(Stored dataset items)
• • • • • • •

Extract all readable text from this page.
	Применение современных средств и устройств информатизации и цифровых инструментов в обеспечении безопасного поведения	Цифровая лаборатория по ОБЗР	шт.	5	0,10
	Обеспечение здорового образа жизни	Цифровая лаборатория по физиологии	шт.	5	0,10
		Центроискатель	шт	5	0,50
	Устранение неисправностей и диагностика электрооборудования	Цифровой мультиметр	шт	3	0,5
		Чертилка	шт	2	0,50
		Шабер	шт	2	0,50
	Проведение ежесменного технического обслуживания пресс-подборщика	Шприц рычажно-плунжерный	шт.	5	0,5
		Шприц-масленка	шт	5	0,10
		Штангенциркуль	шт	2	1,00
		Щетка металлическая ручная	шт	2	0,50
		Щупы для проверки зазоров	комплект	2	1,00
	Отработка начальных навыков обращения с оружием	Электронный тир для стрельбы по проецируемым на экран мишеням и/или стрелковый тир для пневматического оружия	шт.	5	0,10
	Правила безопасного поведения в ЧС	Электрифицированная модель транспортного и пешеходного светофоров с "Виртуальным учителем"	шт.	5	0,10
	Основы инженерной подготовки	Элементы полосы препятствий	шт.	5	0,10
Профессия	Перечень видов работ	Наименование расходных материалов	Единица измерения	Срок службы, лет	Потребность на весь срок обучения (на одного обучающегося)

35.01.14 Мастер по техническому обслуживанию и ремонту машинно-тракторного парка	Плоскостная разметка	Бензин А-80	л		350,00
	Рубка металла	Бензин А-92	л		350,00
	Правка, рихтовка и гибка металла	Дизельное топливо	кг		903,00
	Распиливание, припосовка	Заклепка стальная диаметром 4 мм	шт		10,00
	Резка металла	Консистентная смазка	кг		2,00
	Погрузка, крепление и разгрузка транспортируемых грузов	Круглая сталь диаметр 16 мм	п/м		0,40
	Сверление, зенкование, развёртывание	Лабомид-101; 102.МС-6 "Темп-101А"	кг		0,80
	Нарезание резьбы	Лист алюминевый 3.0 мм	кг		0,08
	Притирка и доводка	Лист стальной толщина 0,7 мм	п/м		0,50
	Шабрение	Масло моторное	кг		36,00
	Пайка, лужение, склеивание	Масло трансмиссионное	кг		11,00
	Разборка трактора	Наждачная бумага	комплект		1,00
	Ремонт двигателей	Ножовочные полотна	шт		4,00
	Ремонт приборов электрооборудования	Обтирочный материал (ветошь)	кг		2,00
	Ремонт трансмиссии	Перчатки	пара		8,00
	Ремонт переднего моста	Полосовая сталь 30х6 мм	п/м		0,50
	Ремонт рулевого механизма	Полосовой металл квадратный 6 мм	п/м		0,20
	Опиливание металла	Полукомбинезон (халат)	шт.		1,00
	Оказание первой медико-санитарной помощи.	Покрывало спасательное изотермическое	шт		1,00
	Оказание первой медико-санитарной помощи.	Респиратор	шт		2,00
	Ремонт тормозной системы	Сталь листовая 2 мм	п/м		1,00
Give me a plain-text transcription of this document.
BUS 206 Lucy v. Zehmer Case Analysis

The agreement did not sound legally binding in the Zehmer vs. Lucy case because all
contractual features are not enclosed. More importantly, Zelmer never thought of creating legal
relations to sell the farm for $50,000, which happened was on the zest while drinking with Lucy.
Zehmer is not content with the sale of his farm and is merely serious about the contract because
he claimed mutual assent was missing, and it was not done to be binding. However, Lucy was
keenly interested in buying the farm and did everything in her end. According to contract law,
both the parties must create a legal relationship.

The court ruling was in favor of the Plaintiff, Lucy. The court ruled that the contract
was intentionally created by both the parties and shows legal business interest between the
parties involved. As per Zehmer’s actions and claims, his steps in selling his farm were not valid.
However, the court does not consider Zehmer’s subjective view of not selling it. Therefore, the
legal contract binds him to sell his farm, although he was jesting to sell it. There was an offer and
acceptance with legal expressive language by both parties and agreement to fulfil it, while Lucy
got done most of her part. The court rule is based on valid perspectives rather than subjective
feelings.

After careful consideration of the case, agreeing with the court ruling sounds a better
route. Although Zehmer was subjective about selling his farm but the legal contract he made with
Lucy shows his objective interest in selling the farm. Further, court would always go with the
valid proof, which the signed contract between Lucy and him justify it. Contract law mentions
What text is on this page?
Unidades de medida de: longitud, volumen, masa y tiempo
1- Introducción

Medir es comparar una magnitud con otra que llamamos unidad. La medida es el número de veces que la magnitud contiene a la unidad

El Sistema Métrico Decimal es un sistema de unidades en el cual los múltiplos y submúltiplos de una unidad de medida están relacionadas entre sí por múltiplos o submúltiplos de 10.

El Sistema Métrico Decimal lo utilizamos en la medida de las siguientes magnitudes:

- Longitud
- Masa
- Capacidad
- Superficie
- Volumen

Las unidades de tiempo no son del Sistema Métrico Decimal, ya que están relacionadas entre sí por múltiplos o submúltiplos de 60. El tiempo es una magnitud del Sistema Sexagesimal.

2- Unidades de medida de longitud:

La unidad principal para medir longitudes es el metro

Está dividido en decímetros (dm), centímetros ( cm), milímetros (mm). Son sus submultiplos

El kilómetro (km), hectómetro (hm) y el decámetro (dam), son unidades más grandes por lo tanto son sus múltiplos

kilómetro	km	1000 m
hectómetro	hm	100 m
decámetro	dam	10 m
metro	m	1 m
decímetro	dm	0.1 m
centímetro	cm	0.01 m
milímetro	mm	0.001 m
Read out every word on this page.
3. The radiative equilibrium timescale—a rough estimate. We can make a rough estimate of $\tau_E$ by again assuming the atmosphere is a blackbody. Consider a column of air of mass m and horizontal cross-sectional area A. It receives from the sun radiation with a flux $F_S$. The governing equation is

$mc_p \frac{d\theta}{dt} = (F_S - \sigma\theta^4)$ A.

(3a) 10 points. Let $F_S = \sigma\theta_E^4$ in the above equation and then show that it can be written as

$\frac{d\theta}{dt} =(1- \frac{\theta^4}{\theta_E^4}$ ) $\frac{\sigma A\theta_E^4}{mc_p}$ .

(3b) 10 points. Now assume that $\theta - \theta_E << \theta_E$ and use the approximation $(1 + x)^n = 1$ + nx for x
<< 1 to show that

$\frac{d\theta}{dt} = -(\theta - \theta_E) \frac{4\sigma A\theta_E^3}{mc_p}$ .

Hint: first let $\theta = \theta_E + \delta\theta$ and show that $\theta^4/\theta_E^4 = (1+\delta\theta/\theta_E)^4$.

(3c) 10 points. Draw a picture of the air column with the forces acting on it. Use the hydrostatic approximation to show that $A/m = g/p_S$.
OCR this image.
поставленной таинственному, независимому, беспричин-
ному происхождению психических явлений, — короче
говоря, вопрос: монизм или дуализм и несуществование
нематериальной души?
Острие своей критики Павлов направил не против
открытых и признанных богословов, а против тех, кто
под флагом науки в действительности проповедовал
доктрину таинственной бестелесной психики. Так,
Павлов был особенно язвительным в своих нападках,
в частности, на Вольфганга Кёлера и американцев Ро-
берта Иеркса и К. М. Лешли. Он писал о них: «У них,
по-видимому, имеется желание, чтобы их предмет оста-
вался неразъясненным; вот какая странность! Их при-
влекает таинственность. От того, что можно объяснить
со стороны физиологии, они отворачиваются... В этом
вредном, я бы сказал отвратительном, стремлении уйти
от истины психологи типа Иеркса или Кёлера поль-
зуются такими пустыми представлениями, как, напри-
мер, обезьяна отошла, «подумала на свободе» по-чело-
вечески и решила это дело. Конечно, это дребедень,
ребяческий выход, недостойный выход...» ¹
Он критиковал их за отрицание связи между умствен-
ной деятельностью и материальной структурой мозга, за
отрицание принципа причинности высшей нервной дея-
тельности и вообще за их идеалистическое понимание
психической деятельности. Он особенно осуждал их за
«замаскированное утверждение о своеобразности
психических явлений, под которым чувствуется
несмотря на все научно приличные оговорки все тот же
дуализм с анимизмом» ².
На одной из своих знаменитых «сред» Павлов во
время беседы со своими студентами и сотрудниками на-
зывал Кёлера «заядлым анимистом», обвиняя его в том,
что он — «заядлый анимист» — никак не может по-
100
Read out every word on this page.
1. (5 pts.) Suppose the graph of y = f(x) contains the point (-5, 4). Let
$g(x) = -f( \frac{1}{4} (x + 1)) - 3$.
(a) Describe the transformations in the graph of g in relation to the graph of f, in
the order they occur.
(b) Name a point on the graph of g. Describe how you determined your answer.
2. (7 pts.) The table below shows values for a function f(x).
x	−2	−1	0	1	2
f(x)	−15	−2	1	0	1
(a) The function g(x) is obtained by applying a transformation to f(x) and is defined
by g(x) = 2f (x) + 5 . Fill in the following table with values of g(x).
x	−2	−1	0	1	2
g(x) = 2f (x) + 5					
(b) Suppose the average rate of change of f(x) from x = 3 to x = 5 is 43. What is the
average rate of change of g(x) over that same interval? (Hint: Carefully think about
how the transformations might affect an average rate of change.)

• • • • • • •

## Directions
Count every line in the listing above that holds "subjective", then report only the count.

## Finished answer
3